Write out all the material exactly. Leave nothing out.

═════ DATASET CONTENT

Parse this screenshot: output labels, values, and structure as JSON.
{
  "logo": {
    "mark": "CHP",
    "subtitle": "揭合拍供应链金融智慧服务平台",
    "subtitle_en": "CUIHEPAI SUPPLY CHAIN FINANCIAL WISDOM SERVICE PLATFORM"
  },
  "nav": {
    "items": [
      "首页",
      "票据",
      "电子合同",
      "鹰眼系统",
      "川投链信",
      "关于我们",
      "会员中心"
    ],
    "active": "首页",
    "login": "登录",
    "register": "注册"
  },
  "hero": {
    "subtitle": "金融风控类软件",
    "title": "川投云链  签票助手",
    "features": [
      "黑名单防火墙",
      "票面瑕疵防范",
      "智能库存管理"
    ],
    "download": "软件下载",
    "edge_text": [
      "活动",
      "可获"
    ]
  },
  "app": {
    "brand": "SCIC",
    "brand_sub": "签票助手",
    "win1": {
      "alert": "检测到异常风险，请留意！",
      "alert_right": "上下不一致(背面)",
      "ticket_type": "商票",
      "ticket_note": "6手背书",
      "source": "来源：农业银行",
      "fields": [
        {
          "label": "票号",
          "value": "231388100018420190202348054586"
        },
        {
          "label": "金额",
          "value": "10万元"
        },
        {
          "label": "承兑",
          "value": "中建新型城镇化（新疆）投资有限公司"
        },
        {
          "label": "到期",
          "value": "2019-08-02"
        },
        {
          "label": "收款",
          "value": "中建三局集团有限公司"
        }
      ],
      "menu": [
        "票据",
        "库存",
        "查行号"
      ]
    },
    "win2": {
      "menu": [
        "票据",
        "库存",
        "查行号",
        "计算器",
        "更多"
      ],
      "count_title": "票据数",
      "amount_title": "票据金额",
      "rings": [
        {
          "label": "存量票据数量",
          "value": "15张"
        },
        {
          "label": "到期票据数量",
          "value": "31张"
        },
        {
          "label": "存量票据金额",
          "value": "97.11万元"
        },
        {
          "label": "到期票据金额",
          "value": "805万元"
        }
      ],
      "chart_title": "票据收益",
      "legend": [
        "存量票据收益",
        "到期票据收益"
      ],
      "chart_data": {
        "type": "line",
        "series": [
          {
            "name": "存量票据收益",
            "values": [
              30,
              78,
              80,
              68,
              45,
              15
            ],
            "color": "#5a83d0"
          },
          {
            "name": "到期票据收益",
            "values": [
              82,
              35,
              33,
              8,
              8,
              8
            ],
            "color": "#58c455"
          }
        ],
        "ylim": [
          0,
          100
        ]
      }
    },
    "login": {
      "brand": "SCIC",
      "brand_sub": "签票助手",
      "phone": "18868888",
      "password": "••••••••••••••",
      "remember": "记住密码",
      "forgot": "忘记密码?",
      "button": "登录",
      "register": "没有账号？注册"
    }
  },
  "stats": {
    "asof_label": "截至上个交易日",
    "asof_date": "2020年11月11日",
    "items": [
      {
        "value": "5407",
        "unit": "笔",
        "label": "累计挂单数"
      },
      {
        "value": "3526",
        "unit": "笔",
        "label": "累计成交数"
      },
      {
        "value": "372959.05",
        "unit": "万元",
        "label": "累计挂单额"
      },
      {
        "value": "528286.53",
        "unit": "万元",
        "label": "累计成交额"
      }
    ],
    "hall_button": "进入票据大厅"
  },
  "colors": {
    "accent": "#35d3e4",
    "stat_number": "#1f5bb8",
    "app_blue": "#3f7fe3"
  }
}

══════════

- **RESPONSE BELOW**
Parse this screenshot: output labels, values, and structure as JSON.
{
  "logo": {
    "mark": "CHP",
    "subtitle": "揭合拍供应链金融智慧服务平台",
    "subtitle_en": "CUIHEPAI SUPPLY CHAIN FINANCIAL WISDOM SERVICE PLATFORM"
  },
  "nav": {
    "items": [
      "首页",
      "票据",
      "电子合同",
      "鹰眼系统",
      "川投链信",
      "关于我们",
      "会员中心"
    ],
    "active": "首页",
    "login": "登录",
    "register": "注册"
  },
  "hero": {
    "subtitle": "金融风控类软件",
    "title": "川投云链  签票助手",
    "features": [
      "黑名单防火墙",
      "票面瑕疵防范",
      "智能库存管理"
    ],
    "download": "软件下载",
    "edge_text": [
      "活动",
      "可获"
    ]
  },
  "app": {
    "brand": "SCIC",
    "brand_sub": "签票助手",
    "win1": {
      "alert": "检测到异常风险，请留意！",
      "alert_right": "上下不一致(背面)",
      "ticket_type": "商票",
      "ticket_note": "6手背书",
      "source": "来源：农业银行",
      "fields": [
        {
          "label": "票号",
          "value": "231388100018420190202348054586"
        },
        {
          "label": "金额",
          "value": "10万元"
        },
        {
          "label": "承兑",
          "value": "中建新型城镇化（新疆）投资有限公司"
        },
        {
          "label": "到期",
          "value": "2019-08-02"
        },
        {
          "label": "收款",
          "value": "中建三局集团有限公司"
        }
      ],
      "menu": [
        "票据",
        "库存",
        "查行号"
      ]
    },
    "win2": {
      "menu": [
        "票据",
        "库存",
        "查行号",
        "计算器",
        "更多"
      ],
      "count_title": "票据数",
      "amount_title": "票据金额",
      "rings": [
        {
          "label": "存量票据数量",
          "value": "15张"
        },
        {
          "label": "到期票据数量",
          "value": "31张"
        },
        {
          "label": "存量票据金额",
          "value": "97.11万元"
        },
        {
          "label": "到期票据金额",
          "value": "805万元"
        }
      ],
      "chart_title": "票据收益",
      "legend": [
        "存量票据收益",
        "到期票据收益"
      ],
      "chart_data": {
        "type": "line",
        "series": [
          {
            "name": "存量票据收益",
            "values": [
              30,
              78,
              80,
              68,
              45,
              15
            ],
            "color": "#5a83d0"
          },
          {
            "name": "到期票据收益",
            "values": [
              82,
              35,
              33,
              8,
              8,
              8
            ],
            "color": "#58c455"
          }
        ],
        "ylim": [
          0,
          100
        ]
      }
    },
    "login": {
      "brand": "SCIC",
      "brand_sub": "签票助手",
      "phone": "18868888",
      "password": "••••••••••••••",
      "remember": "记住密码",
      "forgot": "忘记密码?",
      "button": "登录",
      "register": "没有账号？注册"
    }
  },
  "stats": {
    "asof_label": "截至上个交易日",
    "asof_date": "2020年11月11日",
    "items": [
      {
        "value": "5407",
        "unit": "笔",
        "label": "累计挂单数"
      },
      {
        "value": "3526",
        "unit": "笔",
        "label": "累计成交数"
      },
      {
        "value": "372959.05",
        "unit": "万元",
        "label": "累计挂单额"
      },
      {
        "value": "528286.53",
        "unit": "万元",
        "label": "累计成交额"
      }
    ],
    "hall_button": "进入票据大厅"
  },
  "colors": {
    "accent": "#35d3e4",
    "stat_number": "#1f5bb8",
    "app_blue": "#3f7fe3"
  }
}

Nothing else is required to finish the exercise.